BEGIN DATA ROWS

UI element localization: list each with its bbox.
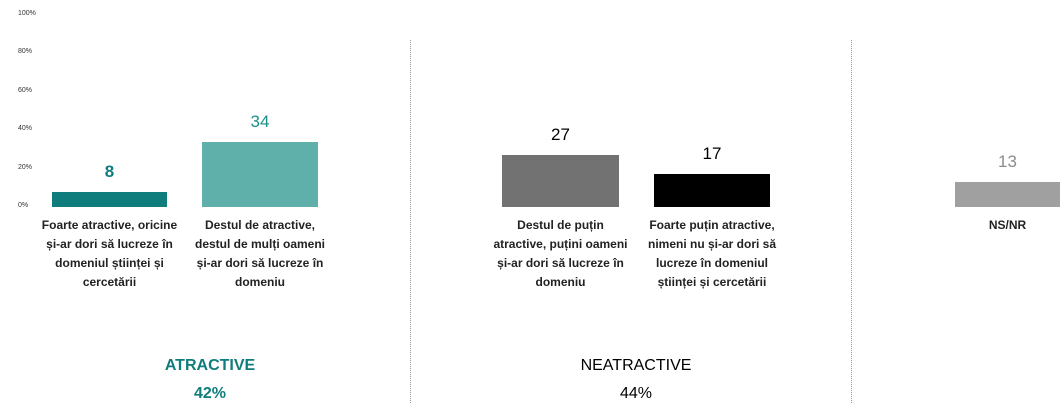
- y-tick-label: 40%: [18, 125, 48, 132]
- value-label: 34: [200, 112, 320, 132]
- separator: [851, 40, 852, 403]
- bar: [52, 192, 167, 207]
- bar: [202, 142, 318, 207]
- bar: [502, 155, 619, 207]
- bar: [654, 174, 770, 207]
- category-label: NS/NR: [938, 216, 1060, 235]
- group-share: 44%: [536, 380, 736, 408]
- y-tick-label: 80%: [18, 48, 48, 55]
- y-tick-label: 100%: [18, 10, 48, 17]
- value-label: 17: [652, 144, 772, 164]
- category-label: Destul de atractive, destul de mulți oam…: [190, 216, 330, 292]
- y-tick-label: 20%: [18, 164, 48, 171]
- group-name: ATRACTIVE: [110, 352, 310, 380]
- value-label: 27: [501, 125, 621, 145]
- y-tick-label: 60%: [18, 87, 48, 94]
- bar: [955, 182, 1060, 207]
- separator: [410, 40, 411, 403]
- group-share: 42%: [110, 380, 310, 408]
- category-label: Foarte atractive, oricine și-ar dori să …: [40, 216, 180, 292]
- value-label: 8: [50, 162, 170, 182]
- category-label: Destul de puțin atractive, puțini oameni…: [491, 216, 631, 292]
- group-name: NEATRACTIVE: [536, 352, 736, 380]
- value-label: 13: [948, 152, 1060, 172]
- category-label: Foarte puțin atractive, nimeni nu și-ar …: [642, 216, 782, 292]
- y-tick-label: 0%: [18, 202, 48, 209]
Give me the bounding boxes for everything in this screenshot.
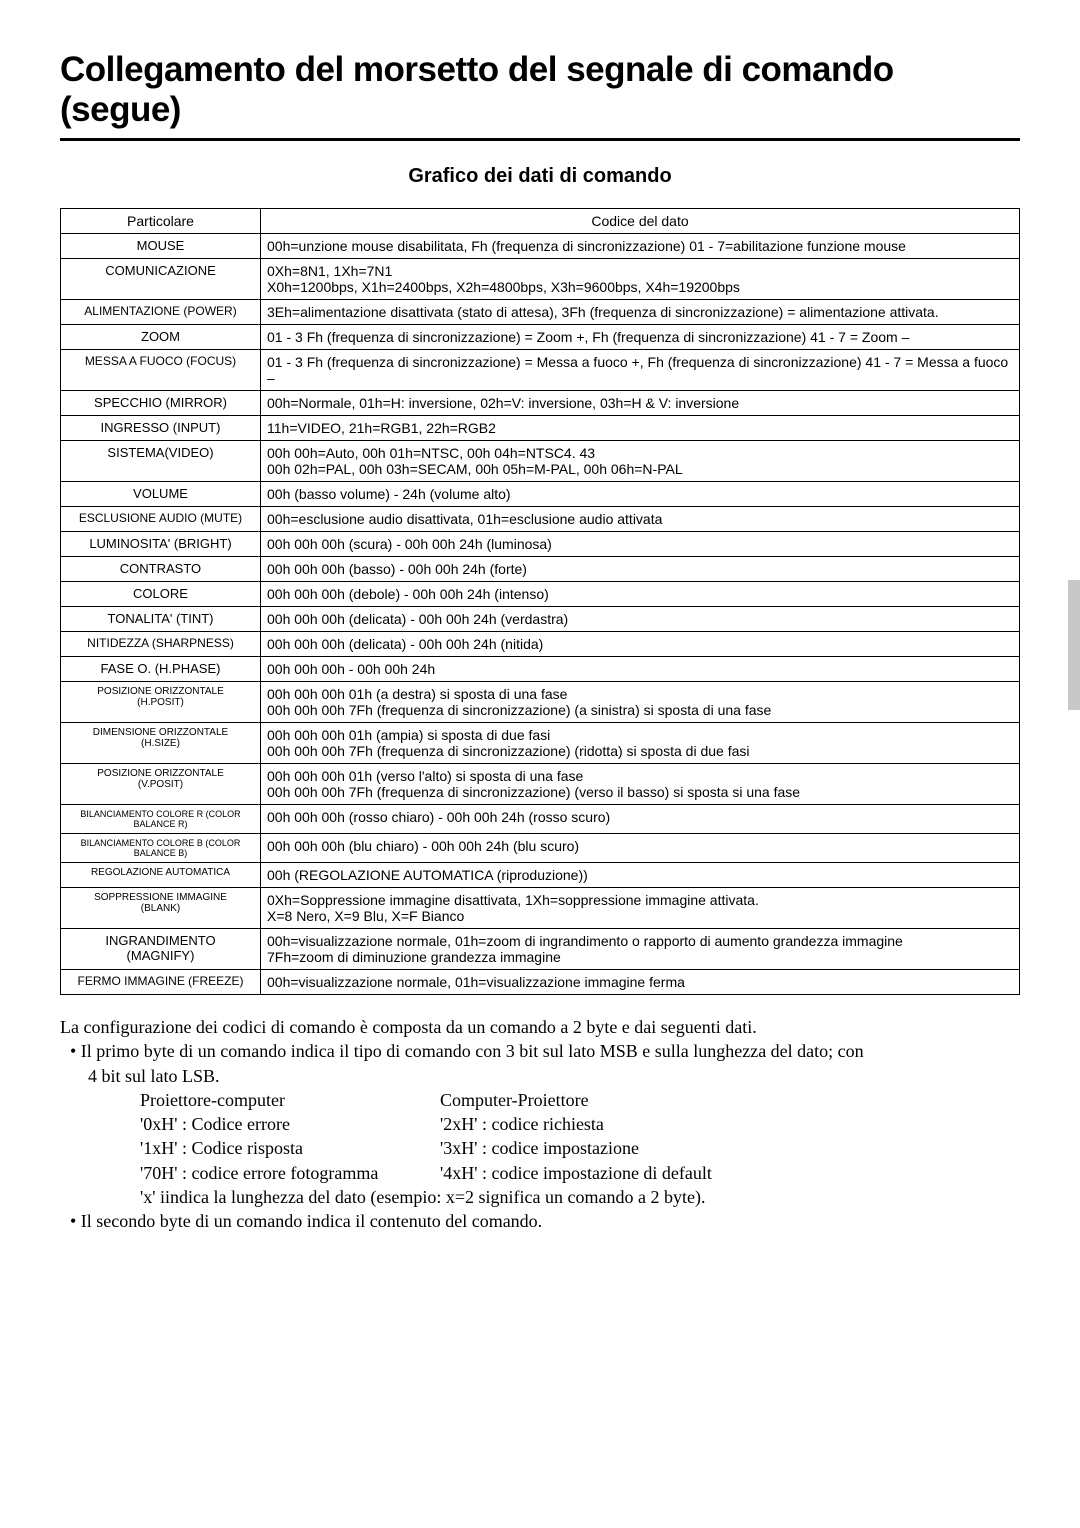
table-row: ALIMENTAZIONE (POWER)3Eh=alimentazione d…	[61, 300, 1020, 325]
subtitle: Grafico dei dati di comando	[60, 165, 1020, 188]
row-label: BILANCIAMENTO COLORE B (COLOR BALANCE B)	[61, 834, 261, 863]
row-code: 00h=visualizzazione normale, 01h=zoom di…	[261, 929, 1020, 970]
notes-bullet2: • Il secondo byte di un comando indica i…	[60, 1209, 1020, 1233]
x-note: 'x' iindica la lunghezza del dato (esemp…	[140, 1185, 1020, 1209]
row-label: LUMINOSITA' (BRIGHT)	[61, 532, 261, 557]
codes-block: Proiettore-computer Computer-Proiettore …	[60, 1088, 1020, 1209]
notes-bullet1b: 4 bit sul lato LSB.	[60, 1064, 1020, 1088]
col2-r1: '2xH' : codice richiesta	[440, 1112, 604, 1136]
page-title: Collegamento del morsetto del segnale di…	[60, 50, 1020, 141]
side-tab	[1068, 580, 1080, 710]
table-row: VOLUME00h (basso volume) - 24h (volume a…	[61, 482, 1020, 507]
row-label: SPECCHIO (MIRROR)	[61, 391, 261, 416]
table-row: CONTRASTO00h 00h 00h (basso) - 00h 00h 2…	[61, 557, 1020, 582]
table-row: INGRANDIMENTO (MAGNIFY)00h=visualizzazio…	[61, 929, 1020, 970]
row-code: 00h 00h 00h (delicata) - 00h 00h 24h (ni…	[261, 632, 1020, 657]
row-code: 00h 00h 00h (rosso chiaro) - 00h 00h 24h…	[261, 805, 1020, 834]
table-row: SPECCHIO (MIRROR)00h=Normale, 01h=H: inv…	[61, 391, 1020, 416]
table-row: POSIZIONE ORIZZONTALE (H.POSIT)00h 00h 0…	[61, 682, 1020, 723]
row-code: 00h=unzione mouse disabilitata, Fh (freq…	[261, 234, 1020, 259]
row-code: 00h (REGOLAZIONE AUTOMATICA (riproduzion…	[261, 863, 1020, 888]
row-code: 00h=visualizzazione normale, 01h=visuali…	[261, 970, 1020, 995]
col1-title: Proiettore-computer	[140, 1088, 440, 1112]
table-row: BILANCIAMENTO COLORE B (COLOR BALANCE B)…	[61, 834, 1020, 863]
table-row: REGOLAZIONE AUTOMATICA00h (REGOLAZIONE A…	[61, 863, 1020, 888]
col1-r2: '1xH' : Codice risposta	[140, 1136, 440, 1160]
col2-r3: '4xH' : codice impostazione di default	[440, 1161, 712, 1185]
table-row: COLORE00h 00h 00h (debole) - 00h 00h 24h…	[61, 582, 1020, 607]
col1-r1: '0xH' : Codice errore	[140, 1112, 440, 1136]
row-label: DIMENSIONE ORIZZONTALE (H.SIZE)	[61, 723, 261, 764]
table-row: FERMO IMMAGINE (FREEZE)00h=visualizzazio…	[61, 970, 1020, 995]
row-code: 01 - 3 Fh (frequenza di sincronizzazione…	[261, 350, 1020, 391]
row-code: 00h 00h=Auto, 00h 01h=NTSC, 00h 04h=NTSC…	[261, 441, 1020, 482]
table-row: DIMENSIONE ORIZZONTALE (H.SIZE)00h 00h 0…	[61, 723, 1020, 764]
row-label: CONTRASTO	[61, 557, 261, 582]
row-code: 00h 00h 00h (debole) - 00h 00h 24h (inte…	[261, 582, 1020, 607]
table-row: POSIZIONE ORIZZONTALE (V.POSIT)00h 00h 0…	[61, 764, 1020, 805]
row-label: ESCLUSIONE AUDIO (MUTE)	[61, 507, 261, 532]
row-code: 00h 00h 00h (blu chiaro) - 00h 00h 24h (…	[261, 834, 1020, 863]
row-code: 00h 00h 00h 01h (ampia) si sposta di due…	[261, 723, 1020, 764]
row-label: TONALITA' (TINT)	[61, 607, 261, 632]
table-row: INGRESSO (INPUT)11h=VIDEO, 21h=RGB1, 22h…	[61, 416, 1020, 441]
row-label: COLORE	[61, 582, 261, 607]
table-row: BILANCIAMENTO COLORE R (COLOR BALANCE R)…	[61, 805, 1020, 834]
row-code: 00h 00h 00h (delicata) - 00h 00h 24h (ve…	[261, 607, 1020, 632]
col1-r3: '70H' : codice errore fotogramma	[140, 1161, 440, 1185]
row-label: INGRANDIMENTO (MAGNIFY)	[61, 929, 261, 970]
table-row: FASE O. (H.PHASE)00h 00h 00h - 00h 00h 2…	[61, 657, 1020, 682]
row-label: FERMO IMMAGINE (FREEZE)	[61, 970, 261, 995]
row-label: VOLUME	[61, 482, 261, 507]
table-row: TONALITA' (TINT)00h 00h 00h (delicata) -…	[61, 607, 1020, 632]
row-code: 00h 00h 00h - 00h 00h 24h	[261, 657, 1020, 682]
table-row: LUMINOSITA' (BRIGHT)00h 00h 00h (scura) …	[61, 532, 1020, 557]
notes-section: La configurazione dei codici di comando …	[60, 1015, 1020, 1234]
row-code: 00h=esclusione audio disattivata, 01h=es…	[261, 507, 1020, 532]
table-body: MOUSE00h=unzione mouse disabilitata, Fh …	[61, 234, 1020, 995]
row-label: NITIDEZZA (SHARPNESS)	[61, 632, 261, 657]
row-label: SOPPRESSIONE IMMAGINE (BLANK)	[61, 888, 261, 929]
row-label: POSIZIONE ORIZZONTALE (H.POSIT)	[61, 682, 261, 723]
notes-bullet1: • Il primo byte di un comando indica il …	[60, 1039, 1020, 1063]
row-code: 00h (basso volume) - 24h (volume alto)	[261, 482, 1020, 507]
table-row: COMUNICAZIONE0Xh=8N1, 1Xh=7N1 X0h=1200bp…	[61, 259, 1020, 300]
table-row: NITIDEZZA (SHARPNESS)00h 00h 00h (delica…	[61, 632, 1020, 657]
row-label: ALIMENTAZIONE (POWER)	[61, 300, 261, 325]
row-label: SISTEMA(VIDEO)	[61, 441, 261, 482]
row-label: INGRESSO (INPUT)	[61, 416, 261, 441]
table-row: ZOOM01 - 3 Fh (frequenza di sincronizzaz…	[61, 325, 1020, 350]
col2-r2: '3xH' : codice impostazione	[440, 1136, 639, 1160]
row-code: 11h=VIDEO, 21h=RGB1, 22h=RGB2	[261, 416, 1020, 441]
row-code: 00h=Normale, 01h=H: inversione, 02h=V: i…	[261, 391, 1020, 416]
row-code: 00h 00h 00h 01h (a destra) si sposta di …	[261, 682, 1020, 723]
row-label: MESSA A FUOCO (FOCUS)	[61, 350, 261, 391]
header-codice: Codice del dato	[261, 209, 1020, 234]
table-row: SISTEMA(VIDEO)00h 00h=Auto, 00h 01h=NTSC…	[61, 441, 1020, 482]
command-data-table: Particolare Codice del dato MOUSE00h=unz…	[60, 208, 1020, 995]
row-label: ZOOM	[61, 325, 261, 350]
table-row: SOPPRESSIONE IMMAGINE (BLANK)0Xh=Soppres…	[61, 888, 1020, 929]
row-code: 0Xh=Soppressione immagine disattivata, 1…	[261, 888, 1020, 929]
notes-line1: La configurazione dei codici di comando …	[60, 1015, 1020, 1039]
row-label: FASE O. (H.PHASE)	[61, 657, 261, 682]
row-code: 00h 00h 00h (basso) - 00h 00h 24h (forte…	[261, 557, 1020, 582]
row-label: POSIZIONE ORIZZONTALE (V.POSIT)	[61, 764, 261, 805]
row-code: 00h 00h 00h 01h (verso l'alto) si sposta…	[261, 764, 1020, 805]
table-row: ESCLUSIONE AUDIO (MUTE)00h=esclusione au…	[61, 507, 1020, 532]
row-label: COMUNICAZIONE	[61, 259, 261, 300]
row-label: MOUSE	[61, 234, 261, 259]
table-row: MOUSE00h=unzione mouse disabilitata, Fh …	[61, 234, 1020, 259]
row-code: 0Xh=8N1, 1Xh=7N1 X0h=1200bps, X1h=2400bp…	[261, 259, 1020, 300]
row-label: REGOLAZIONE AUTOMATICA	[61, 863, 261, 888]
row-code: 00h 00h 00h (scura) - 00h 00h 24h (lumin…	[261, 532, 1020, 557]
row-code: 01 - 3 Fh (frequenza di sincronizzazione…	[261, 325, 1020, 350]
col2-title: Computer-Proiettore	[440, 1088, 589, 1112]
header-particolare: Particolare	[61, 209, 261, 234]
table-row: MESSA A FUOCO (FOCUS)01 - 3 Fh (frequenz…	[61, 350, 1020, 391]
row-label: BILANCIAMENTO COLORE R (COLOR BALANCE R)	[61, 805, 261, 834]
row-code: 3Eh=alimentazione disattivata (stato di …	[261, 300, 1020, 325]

END DATA ROWS
BEGIN DATA ROWS

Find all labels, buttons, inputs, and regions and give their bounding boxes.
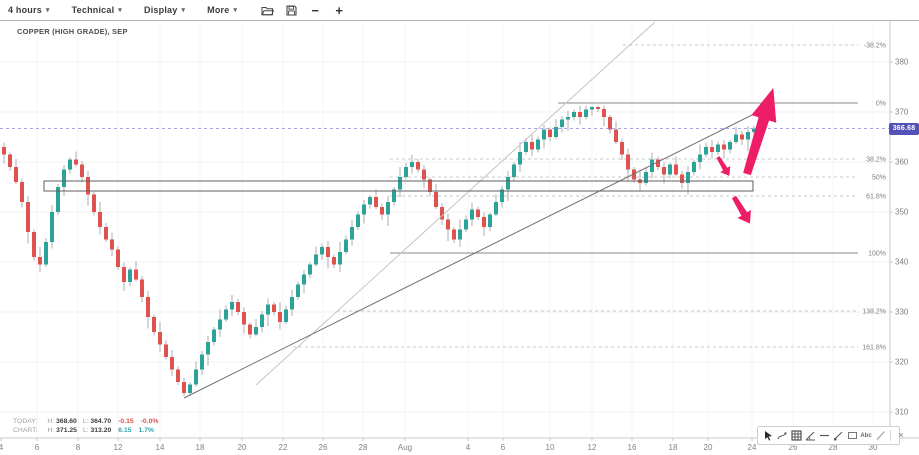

END DATA ROWS
BEGIN DATA ROWS

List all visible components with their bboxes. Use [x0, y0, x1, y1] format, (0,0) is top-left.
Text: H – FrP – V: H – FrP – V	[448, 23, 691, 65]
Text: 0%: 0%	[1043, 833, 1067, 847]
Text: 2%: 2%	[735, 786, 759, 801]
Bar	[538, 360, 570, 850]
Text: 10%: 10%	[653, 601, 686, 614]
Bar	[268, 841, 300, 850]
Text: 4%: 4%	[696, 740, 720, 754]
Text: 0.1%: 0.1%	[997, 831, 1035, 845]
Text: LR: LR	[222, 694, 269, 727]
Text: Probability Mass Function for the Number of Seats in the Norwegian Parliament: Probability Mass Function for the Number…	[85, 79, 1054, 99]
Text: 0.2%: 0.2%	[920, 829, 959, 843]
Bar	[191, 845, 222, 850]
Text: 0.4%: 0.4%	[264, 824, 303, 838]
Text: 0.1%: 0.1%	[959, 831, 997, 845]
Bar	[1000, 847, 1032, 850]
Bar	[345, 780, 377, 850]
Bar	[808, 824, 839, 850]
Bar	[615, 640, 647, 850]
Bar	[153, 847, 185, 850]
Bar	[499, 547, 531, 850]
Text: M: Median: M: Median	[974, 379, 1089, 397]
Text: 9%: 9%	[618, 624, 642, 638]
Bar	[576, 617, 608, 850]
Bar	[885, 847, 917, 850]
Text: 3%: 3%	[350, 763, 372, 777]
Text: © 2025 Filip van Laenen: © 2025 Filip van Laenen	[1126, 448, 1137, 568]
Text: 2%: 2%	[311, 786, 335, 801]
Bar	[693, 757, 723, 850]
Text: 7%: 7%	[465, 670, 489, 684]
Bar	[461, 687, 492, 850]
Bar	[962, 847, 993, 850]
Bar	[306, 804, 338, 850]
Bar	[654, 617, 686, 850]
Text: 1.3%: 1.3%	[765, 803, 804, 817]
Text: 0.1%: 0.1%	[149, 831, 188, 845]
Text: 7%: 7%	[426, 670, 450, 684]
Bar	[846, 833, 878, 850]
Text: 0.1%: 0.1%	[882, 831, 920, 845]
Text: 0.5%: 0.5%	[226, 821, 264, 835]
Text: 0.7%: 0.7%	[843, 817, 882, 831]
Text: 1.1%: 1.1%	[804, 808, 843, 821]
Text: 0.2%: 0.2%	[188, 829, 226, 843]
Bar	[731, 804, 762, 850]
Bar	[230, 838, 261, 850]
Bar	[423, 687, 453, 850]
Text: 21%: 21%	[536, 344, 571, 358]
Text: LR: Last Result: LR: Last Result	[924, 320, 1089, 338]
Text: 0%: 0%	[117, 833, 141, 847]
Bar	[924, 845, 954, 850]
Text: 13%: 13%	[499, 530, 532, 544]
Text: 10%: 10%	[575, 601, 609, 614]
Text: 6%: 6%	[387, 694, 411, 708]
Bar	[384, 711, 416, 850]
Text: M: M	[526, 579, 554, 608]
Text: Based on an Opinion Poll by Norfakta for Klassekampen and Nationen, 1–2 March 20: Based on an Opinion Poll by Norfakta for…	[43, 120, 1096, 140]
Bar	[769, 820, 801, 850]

END DATA ROWS

DO THIS – Copy out every line of the records from the one containing "UI element localization: list" down to the one containing "- group-share: 42%: [110, 380, 310, 408]", both ends included, and leave the picture out.

RESPONSE TO THIS TASK –
UI element localization: list each with its bbox.
- y-tick-label: 40%: [18, 125, 48, 132]
- value-label: 34: [200, 112, 320, 132]
- separator: [851, 40, 852, 403]
- bar: [52, 192, 167, 207]
- bar: [202, 142, 318, 207]
- bar: [502, 155, 619, 207]
- bar: [654, 174, 770, 207]
- category-label: NS/NR: [938, 216, 1060, 235]
- group-share: 44%: [536, 380, 736, 408]
- y-tick-label: 80%: [18, 48, 48, 55]
- y-tick-label: 100%: [18, 10, 48, 17]
- value-label: 17: [652, 144, 772, 164]
- category-label: Destul de atractive, destul de mulți oam…: [190, 216, 330, 292]
- y-tick-label: 20%: [18, 164, 48, 171]
- group-name: ATRACTIVE: [110, 352, 310, 380]
- value-label: 27: [501, 125, 621, 145]
- y-tick-label: 60%: [18, 87, 48, 94]
- bar: [955, 182, 1060, 207]
- separator: [410, 40, 411, 403]
- group-share: 42%: [110, 380, 310, 408]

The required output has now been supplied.